• Problem details:
Give back the records below exactly, every one, with no pictures.

• Task inputs:

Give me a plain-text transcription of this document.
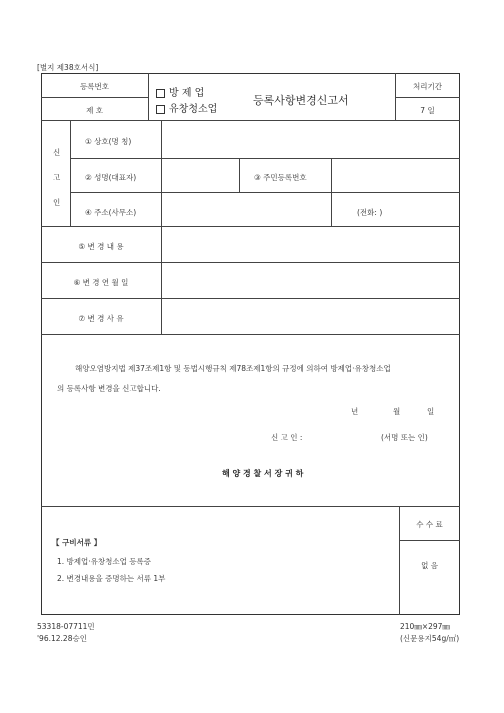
[별지 제38호서식]
등록번호
제 호
방 제 업
유창청소업
등록사항변경신고서
처리기간
7 일
신
고
인
① 상호(명 칭)
② 성명(대표자)	③ 주민등록번호
④ 주소(사무소)	(전화: )
⑤ 변 경 내 용
⑥ 변 경 연 월 일
⑦ 변 경 사 유
해양오염방지법 제37조제1항 및 동법시행규칙 제78조제1항의 규정에 의하여 방제업·유창청소업
의 등록사항 변경을 신고합니다.
년	월	일
신 고 인 :	(서명 또는 인)
해 양 경 찰 서 장 귀 하
【 구비서류 】
1. 방제업·유창청소업 등록증
2. 변경내용을 증명하는 서류 1부
수 수 료
없 음
53318-07711민
'96.12.28승인
210㎜×297㎜
(신문용지54g/㎡)
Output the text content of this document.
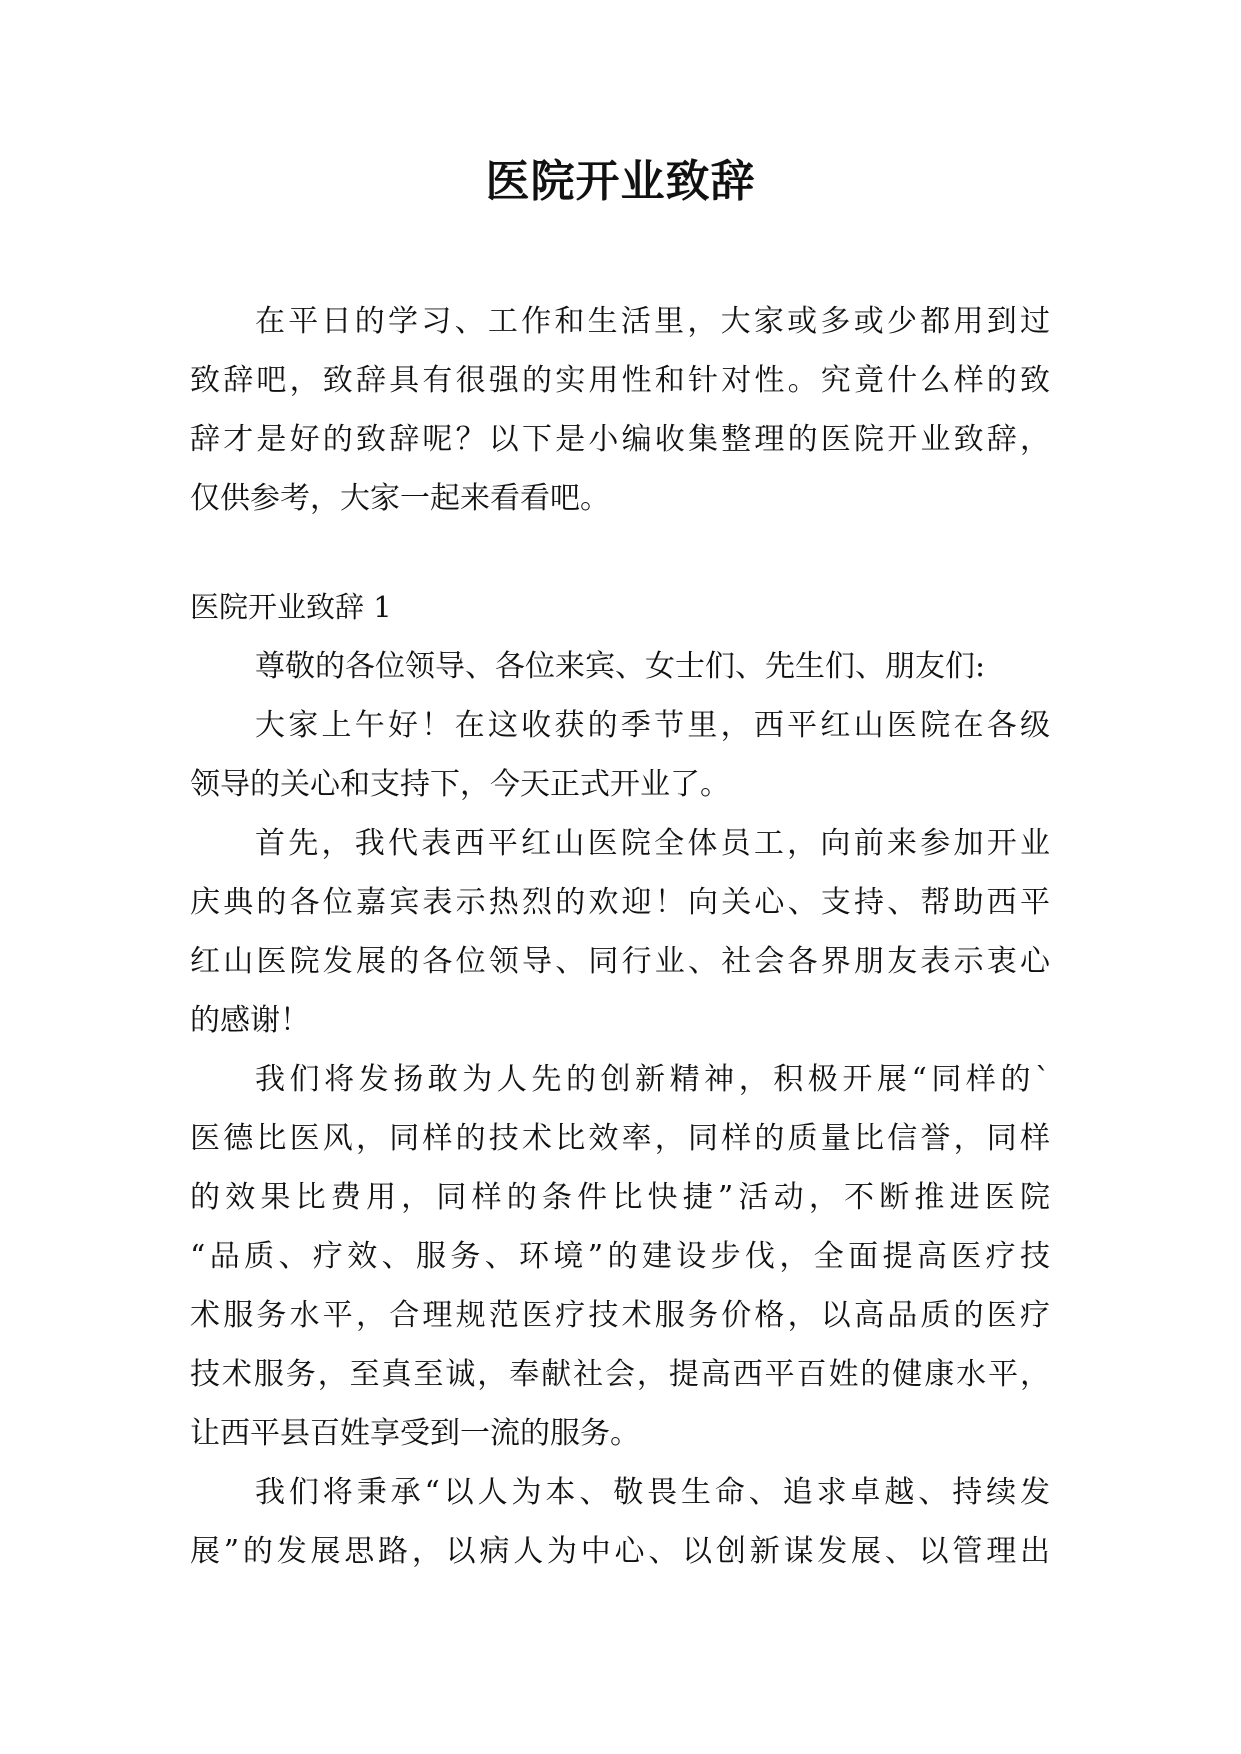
医院开业致辞
在平日的学习、工作和生活里，大家或多或少都用到过
致辞吧，致辞具有很强的实用性和针对性。究竟什么样的致
辞才是好的致辞呢？以下是小编收集整理的医院开业致辞，
仅供参考，大家一起来看看吧。
医院开业致辞 1
尊敬的各位领导、各位来宾、女士们、先生们、朋友们:
大家上午好！在这收获的季节里，西平红山医院在各级
领导的关心和支持下，今天正式开业了。
首先，我代表西平红山医院全体员工，向前来参加开业
庆典的各位嘉宾表示热烈的欢迎！向关心、支持、帮助西平
红山医院发展的各位领导、同行业、社会各界朋友表示衷心
的感谢！
我们将发扬敢为人先的创新精神，积极开展“同样的`
医德比医风，同样的技术比效率，同样的质量比信誉，同样
的效果比费用，同样的条件比快捷”活动，不断推进医院
“品质、疗效、服务、环境”的建设步伐，全面提高医疗技
术服务水平，合理规范医疗技术服务价格，以高品质的医疗
技术服务，至真至诚，奉献社会，提高西平百姓的健康水平，
让西平县百姓享受到一流的服务。
我们将秉承“以人为本、敬畏生命、追求卓越、持续发
展”的发展思路，以病人为中心、以创新谋发展、以管理出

• Answer to this problem:
Give me a plain-text transcription of this document.
[별지 제38호서식]
등록번호
제 호
방 제 업
유창청소업
등록사항변경신고서
처리기간
7 일
신
고
인
① 상호(명 칭)
② 성명(대표자)	③ 주민등록번호
④ 주소(사무소)	(전화: )
⑤ 변 경 내 용
⑥ 변 경 연 월 일
⑦ 변 경 사 유
해양오염방지법 제37조제1항 및 동법시행규칙 제78조제1항의 규정에 의하여 방제업·유창청소업
의 등록사항 변경을 신고합니다.
년	월	일
신 고 인 :	(서명 또는 인)
해 양 경 찰 서 장 귀 하
【 구비서류 】
1. 방제업·유창청소업 등록증
2. 변경내용을 증명하는 서류 1부
수 수 료
없 음
53318-07711민
'96.12.28승인
210㎜×297㎜
(신문용지54g/㎡)
Output the text content of this document.
医院开业致辞
在平日的学习、工作和生活里，大家或多或少都用到过
致辞吧，致辞具有很强的实用性和针对性。究竟什么样的致
辞才是好的致辞呢？以下是小编收集整理的医院开业致辞，
仅供参考，大家一起来看看吧。
医院开业致辞 1
尊敬的各位领导、各位来宾、女士们、先生们、朋友们:
大家上午好！在这收获的季节里，西平红山医院在各级
领导的关心和支持下，今天正式开业了。
首先，我代表西平红山医院全体员工，向前来参加开业
庆典的各位嘉宾表示热烈的欢迎！向关心、支持、帮助西平
红山医院发展的各位领导、同行业、社会各界朋友表示衷心
的感谢！
我们将发扬敢为人先的创新精神，积极开展“同样的`
医德比医风，同样的技术比效率，同样的质量比信誉，同样
的效果比费用，同样的条件比快捷”活动，不断推进医院
“品质、疗效、服务、环境”的建设步伐，全面提高医疗技
术服务水平，合理规范医疗技术服务价格，以高品质的医疗
技术服务，至真至诚，奉献社会，提高西平百姓的健康水平，
让西平县百姓享受到一流的服务。
我们将秉承“以人为本、敬畏生命、追求卓越、持续发
展”的发展思路，以病人为中心、以创新谋发展、以管理出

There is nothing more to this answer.